» **Stated task**
Reproduce the material in full, unchanged.

+---+

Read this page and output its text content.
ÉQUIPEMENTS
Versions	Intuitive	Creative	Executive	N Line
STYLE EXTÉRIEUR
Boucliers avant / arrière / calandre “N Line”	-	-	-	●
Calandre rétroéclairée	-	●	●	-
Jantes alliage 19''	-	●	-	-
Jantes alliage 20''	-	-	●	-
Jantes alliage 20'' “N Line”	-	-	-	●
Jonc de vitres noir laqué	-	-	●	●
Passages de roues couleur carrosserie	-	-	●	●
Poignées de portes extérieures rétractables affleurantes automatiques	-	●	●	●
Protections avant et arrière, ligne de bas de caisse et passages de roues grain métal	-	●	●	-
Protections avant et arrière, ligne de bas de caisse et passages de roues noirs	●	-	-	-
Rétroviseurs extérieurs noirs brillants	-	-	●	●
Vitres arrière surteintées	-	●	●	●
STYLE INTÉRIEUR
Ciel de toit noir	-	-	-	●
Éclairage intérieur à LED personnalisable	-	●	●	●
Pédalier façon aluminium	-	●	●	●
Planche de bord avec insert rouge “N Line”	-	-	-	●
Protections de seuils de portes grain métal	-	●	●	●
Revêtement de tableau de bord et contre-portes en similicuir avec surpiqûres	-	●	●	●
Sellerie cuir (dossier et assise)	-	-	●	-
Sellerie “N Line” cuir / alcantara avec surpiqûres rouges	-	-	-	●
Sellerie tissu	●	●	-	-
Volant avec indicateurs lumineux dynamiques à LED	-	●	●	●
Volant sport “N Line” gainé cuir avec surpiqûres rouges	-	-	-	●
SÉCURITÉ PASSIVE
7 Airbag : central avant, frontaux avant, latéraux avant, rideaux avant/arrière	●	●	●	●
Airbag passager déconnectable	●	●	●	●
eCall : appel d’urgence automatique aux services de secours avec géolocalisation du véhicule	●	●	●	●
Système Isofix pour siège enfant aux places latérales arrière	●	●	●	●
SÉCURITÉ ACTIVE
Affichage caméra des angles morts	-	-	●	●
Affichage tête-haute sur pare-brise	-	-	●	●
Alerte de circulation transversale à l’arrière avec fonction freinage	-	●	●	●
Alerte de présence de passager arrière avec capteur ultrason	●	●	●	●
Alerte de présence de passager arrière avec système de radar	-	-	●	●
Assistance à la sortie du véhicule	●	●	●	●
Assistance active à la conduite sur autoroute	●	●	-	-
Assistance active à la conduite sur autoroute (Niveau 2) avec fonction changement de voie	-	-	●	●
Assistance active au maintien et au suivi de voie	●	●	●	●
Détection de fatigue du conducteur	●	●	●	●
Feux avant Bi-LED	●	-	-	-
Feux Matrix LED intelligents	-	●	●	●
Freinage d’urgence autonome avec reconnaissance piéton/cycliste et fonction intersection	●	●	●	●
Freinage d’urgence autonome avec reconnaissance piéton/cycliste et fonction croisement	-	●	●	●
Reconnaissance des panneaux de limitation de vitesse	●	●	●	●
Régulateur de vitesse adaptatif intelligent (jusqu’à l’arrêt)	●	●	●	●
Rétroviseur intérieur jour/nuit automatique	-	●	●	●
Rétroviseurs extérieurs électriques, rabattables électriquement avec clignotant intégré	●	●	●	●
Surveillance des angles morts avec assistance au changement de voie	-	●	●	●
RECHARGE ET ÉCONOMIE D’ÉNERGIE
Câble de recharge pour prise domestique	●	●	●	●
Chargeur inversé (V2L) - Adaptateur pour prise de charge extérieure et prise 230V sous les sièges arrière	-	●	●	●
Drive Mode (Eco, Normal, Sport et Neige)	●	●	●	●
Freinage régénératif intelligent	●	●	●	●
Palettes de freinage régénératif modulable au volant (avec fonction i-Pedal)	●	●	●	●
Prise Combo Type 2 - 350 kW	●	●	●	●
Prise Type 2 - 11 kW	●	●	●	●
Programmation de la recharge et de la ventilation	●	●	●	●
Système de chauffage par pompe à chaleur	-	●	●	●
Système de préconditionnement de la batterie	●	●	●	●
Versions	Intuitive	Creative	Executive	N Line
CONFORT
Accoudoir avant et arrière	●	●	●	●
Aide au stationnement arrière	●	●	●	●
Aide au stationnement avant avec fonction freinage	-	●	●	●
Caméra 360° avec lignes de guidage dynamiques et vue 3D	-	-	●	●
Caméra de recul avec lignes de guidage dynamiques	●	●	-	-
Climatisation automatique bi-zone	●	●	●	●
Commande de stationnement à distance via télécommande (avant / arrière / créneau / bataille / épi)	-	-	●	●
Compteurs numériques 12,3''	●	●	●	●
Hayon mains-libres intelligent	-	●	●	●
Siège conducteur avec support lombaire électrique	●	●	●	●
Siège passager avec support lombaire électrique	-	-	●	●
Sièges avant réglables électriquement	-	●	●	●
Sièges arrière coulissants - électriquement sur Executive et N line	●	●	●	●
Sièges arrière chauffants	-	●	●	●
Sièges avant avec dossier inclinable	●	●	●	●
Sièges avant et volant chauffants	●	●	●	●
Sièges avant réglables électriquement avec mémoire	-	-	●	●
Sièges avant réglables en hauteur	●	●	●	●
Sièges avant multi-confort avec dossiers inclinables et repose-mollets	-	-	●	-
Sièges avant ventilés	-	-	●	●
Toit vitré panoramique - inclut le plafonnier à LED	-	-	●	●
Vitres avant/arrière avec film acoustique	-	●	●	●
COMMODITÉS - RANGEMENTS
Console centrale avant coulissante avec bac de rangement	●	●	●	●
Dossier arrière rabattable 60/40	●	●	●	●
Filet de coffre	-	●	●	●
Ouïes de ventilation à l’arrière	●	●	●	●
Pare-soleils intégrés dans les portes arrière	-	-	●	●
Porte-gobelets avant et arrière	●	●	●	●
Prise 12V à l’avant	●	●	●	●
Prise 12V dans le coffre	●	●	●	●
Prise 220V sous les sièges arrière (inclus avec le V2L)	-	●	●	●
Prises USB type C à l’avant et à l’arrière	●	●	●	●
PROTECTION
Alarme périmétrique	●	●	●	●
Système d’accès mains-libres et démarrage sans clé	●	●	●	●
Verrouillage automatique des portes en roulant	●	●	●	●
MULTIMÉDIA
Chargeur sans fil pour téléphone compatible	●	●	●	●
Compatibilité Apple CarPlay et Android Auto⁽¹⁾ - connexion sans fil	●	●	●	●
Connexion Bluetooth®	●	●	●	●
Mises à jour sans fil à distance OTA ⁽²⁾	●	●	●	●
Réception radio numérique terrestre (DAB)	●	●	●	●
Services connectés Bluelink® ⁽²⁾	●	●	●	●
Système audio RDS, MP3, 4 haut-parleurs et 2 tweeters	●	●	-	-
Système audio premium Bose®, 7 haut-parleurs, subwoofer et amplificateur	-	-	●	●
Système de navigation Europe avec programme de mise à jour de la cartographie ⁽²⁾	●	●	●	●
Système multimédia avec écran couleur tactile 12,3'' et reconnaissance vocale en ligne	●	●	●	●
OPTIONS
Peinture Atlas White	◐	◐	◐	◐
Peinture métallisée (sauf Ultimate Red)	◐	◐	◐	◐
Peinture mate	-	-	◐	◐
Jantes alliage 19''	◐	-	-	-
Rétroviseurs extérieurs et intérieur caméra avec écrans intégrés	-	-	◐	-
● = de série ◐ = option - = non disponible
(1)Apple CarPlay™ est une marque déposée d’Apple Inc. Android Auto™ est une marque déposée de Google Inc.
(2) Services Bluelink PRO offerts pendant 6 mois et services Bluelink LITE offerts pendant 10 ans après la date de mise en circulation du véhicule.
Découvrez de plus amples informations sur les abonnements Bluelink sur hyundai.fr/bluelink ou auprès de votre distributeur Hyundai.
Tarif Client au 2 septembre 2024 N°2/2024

+---+

» **Response**
Read this page and output its text content.
ÉQUIPEMENTS
Versions	Intuitive	Creative	Executive	N Line
STYLE EXTÉRIEUR
Boucliers avant / arrière / calandre “N Line”	-	-	-	●
Calandre rétroéclairée	-	●	●	-
Jantes alliage 19''	-	●	-	-
Jantes alliage 20''	-	-	●	-
Jantes alliage 20'' “N Line”	-	-	-	●
Jonc de vitres noir laqué	-	-	●	●
Passages de roues couleur carrosserie	-	-	●	●
Poignées de portes extérieures rétractables affleurantes automatiques	-	●	●	●
Protections avant et arrière, ligne de bas de caisse et passages de roues grain métal	-	●	●	-
Protections avant et arrière, ligne de bas de caisse et passages de roues noirs	●	-	-	-
Rétroviseurs extérieurs noirs brillants	-	-	●	●
Vitres arrière surteintées	-	●	●	●
STYLE INTÉRIEUR
Ciel de toit noir	-	-	-	●
Éclairage intérieur à LED personnalisable	-	●	●	●
Pédalier façon aluminium	-	●	●	●
Planche de bord avec insert rouge “N Line”	-	-	-	●
Protections de seuils de portes grain métal	-	●	●	●
Revêtement de tableau de bord et contre-portes en similicuir avec surpiqûres	-	●	●	●
Sellerie cuir (dossier et assise)	-	-	●	-
Sellerie “N Line” cuir / alcantara avec surpiqûres rouges	-	-	-	●
Sellerie tissu	●	●	-	-
Volant avec indicateurs lumineux dynamiques à LED	-	●	●	●
Volant sport “N Line” gainé cuir avec surpiqûres rouges	-	-	-	●
SÉCURITÉ PASSIVE
7 Airbag : central avant, frontaux avant, latéraux avant, rideaux avant/arrière	●	●	●	●
Airbag passager déconnectable	●	●	●	●
eCall : appel d’urgence automatique aux services de secours avec géolocalisation du véhicule	●	●	●	●
Système Isofix pour siège enfant aux places latérales arrière	●	●	●	●
SÉCURITÉ ACTIVE
Affichage caméra des angles morts	-	-	●	●
Affichage tête-haute sur pare-brise	-	-	●	●
Alerte de circulation transversale à l’arrière avec fonction freinage	-	●	●	●
Alerte de présence de passager arrière avec capteur ultrason	●	●	●	●
Alerte de présence de passager arrière avec système de radar	-	-	●	●
Assistance à la sortie du véhicule	●	●	●	●
Assistance active à la conduite sur autoroute	●	●	-	-
Assistance active à la conduite sur autoroute (Niveau 2) avec fonction changement de voie	-	-	●	●
Assistance active au maintien et au suivi de voie	●	●	●	●
Détection de fatigue du conducteur	●	●	●	●
Feux avant Bi-LED	●	-	-	-
Feux Matrix LED intelligents	-	●	●	●
Freinage d’urgence autonome avec reconnaissance piéton/cycliste et fonction intersection	●	●	●	●
Freinage d’urgence autonome avec reconnaissance piéton/cycliste et fonction croisement	-	●	●	●
Reconnaissance des panneaux de limitation de vitesse	●	●	●	●
Régulateur de vitesse adaptatif intelligent (jusqu’à l’arrêt)	●	●	●	●
Rétroviseur intérieur jour/nuit automatique	-	●	●	●
Rétroviseurs extérieurs électriques, rabattables électriquement avec clignotant intégré	●	●	●	●
Surveillance des angles morts avec assistance au changement de voie	-	●	●	●
RECHARGE ET ÉCONOMIE D’ÉNERGIE
Câble de recharge pour prise domestique	●	●	●	●
Chargeur inversé (V2L) - Adaptateur pour prise de charge extérieure et prise 230V sous les sièges arrière	-	●	●	●
Drive Mode (Eco, Normal, Sport et Neige)	●	●	●	●
Freinage régénératif intelligent	●	●	●	●
Palettes de freinage régénératif modulable au volant (avec fonction i-Pedal)	●	●	●	●
Prise Combo Type 2 - 350 kW	●	●	●	●
Prise Type 2 - 11 kW	●	●	●	●
Programmation de la recharge et de la ventilation	●	●	●	●
Système de chauffage par pompe à chaleur	-	●	●	●
Système de préconditionnement de la batterie	●	●	●	●
Versions	Intuitive	Creative	Executive	N Line
CONFORT
Accoudoir avant et arrière	●	●	●	●
Aide au stationnement arrière	●	●	●	●
Aide au stationnement avant avec fonction freinage	-	●	●	●
Caméra 360° avec lignes de guidage dynamiques et vue 3D	-	-	●	●
Caméra de recul avec lignes de guidage dynamiques	●	●	-	-
Climatisation automatique bi-zone	●	●	●	●
Commande de stationnement à distance via télécommande (avant / arrière / créneau / bataille / épi)	-	-	●	●
Compteurs numériques 12,3''	●	●	●	●
Hayon mains-libres intelligent	-	●	●	●
Siège conducteur avec support lombaire électrique	●	●	●	●
Siège passager avec support lombaire électrique	-	-	●	●
Sièges avant réglables électriquement	-	●	●	●
Sièges arrière coulissants - électriquement sur Executive et N line	●	●	●	●
Sièges arrière chauffants	-	●	●	●
Sièges avant avec dossier inclinable	●	●	●	●
Sièges avant et volant chauffants	●	●	●	●
Sièges avant réglables électriquement avec mémoire	-	-	●	●
Sièges avant réglables en hauteur	●	●	●	●
Sièges avant multi-confort avec dossiers inclinables et repose-mollets	-	-	●	-
Sièges avant ventilés	-	-	●	●
Toit vitré panoramique - inclut le plafonnier à LED	-	-	●	●
Vitres avant/arrière avec film acoustique	-	●	●	●
COMMODITÉS - RANGEMENTS
Console centrale avant coulissante avec bac de rangement	●	●	●	●
Dossier arrière rabattable 60/40	●	●	●	●
Filet de coffre	-	●	●	●
Ouïes de ventilation à l’arrière	●	●	●	●
Pare-soleils intégrés dans les portes arrière	-	-	●	●
Porte-gobelets avant et arrière	●	●	●	●
Prise 12V à l’avant	●	●	●	●
Prise 12V dans le coffre	●	●	●	●
Prise 220V sous les sièges arrière (inclus avec le V2L)	-	●	●	●
Prises USB type C à l’avant et à l’arrière	●	●	●	●
PROTECTION
Alarme périmétrique	●	●	●	●
Système d’accès mains-libres et démarrage sans clé	●	●	●	●
Verrouillage automatique des portes en roulant	●	●	●	●
MULTIMÉDIA
Chargeur sans fil pour téléphone compatible	●	●	●	●
Compatibilité Apple CarPlay et Android Auto⁽¹⁾ - connexion sans fil	●	●	●	●
Connexion Bluetooth®	●	●	●	●
Mises à jour sans fil à distance OTA ⁽²⁾	●	●	●	●
Réception radio numérique terrestre (DAB)	●	●	●	●
Services connectés Bluelink® ⁽²⁾	●	●	●	●
Système audio RDS, MP3, 4 haut-parleurs et 2 tweeters	●	●	-	-
Système audio premium Bose®, 7 haut-parleurs, subwoofer et amplificateur	-	-	●	●
Système de navigation Europe avec programme de mise à jour de la cartographie ⁽²⁾	●	●	●	●
Système multimédia avec écran couleur tactile 12,3'' et reconnaissance vocale en ligne	●	●	●	●
OPTIONS
Peinture Atlas White	◐	◐	◐	◐
Peinture métallisée (sauf Ultimate Red)	◐	◐	◐	◐
Peinture mate	-	-	◐	◐
Jantes alliage 19''	◐	-	-	-
Rétroviseurs extérieurs et intérieur caméra avec écrans intégrés	-	-	◐	-
● = de série ◐ = option - = non disponible
(1)Apple CarPlay™ est une marque déposée d’Apple Inc. Android Auto™ est une marque déposée de Google Inc.
(2) Services Bluelink PRO offerts pendant 6 mois et services Bluelink LITE offerts pendant 10 ans après la date de mise en circulation du véhicule.
Découvrez de plus amples informations sur les abonnements Bluelink sur hyundai.fr/bluelink ou auprès de votre distributeur Hyundai.
Tarif Client au 2 septembre 2024 N°2/2024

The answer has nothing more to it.